Extracted records
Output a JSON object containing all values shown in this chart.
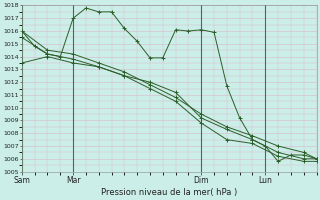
{
  "background_color": "#cceee8",
  "grid_color": "#d8b8c8",
  "line_color": "#2a5f2a",
  "ylabel": "Pression niveau de la mer( hPa )",
  "ylim": [
    1005,
    1018
  ],
  "yticks": [
    1005,
    1006,
    1007,
    1008,
    1009,
    1010,
    1011,
    1012,
    1013,
    1014,
    1015,
    1016,
    1017,
    1018
  ],
  "xtick_labels": [
    "Sam",
    "Mar",
    "Dim",
    "Lun"
  ],
  "xtick_positions": [
    0,
    16,
    56,
    76
  ],
  "total_steps": 92,
  "vline_positions": [
    0,
    16,
    56,
    76
  ],
  "series": [
    {
      "x": [
        0,
        4,
        8,
        12,
        16,
        20,
        24,
        28,
        32,
        36,
        40,
        44,
        48,
        52,
        56,
        60,
        64,
        68,
        72,
        76,
        80,
        84,
        88,
        92
      ],
      "y": [
        1016.0,
        1014.8,
        1014.2,
        1014.0,
        1017.0,
        1017.8,
        1017.5,
        1017.5,
        1016.2,
        1015.2,
        1013.9,
        1013.9,
        1016.1,
        1016.0,
        1016.1,
        1015.9,
        1011.7,
        1009.2,
        1007.5,
        1007.0,
        1005.8,
        1006.3,
        1006.3,
        1006.0
      ]
    },
    {
      "x": [
        0,
        8,
        16,
        24,
        32,
        40,
        48,
        56,
        64,
        72,
        80,
        88,
        92
      ],
      "y": [
        1013.5,
        1014.0,
        1013.5,
        1013.2,
        1012.5,
        1012.0,
        1011.2,
        1009.2,
        1008.3,
        1007.5,
        1006.5,
        1006.0,
        1006.0
      ]
    },
    {
      "x": [
        0,
        8,
        16,
        24,
        32,
        40,
        48,
        56,
        64,
        72,
        80,
        88,
        92
      ],
      "y": [
        1016.0,
        1014.5,
        1014.2,
        1013.5,
        1012.8,
        1011.8,
        1010.8,
        1009.5,
        1008.5,
        1007.8,
        1007.0,
        1006.5,
        1006.0
      ]
    },
    {
      "x": [
        0,
        8,
        16,
        24,
        32,
        40,
        48,
        56,
        64,
        72,
        80,
        88,
        92
      ],
      "y": [
        1015.5,
        1014.2,
        1013.8,
        1013.2,
        1012.5,
        1011.5,
        1010.5,
        1008.8,
        1007.5,
        1007.2,
        1006.2,
        1005.8,
        1005.8
      ]
    }
  ]
}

> WHAT TO DO: Print all the records again exactly; do not include any picture.

> FULL OUTPUT:
Output a JSON object containing all values shown in this chart.
{
  "background_color": "#cceee8",
  "grid_color": "#d8b8c8",
  "line_color": "#2a5f2a",
  "ylabel": "Pression niveau de la mer( hPa )",
  "ylim": [
    1005,
    1018
  ],
  "yticks": [
    1005,
    1006,
    1007,
    1008,
    1009,
    1010,
    1011,
    1012,
    1013,
    1014,
    1015,
    1016,
    1017,
    1018
  ],
  "xtick_labels": [
    "Sam",
    "Mar",
    "Dim",
    "Lun"
  ],
  "xtick_positions": [
    0,
    16,
    56,
    76
  ],
  "total_steps": 92,
  "vline_positions": [
    0,
    16,
    56,
    76
  ],
  "series": [
    {
      "x": [
        0,
        4,
        8,
        12,
        16,
        20,
        24,
        28,
        32,
        36,
        40,
        44,
        48,
        52,
        56,
        60,
        64,
        68,
        72,
        76,
        80,
        84,
        88,
        92
      ],
      "y": [
        1016.0,
        1014.8,
        1014.2,
        1014.0,
        1017.0,
        1017.8,
        1017.5,
        1017.5,
        1016.2,
        1015.2,
        1013.9,
        1013.9,
        1016.1,
        1016.0,
        1016.1,
        1015.9,
        1011.7,
        1009.2,
        1007.5,
        1007.0,
        1005.8,
        1006.3,
        1006.3,
        1006.0
      ]
    },
    {
      "x": [
        0,
        8,
        16,
        24,
        32,
        40,
        48,
        56,
        64,
        72,
        80,
        88,
        92
      ],
      "y": [
        1013.5,
        1014.0,
        1013.5,
        1013.2,
        1012.5,
        1012.0,
        1011.2,
        1009.2,
        1008.3,
        1007.5,
        1006.5,
        1006.0,
        1006.0
      ]
    },
    {
      "x": [
        0,
        8,
        16,
        24,
        32,
        40,
        48,
        56,
        64,
        72,
        80,
        88,
        92
      ],
      "y": [
        1016.0,
        1014.5,
        1014.2,
        1013.5,
        1012.8,
        1011.8,
        1010.8,
        1009.5,
        1008.5,
        1007.8,
        1007.0,
        1006.5,
        1006.0
      ]
    },
    {
      "x": [
        0,
        8,
        16,
        24,
        32,
        40,
        48,
        56,
        64,
        72,
        80,
        88,
        92
      ],
      "y": [
        1015.5,
        1014.2,
        1013.8,
        1013.2,
        1012.5,
        1011.5,
        1010.5,
        1008.8,
        1007.5,
        1007.2,
        1006.2,
        1005.8,
        1005.8
      ]
    }
  ]
}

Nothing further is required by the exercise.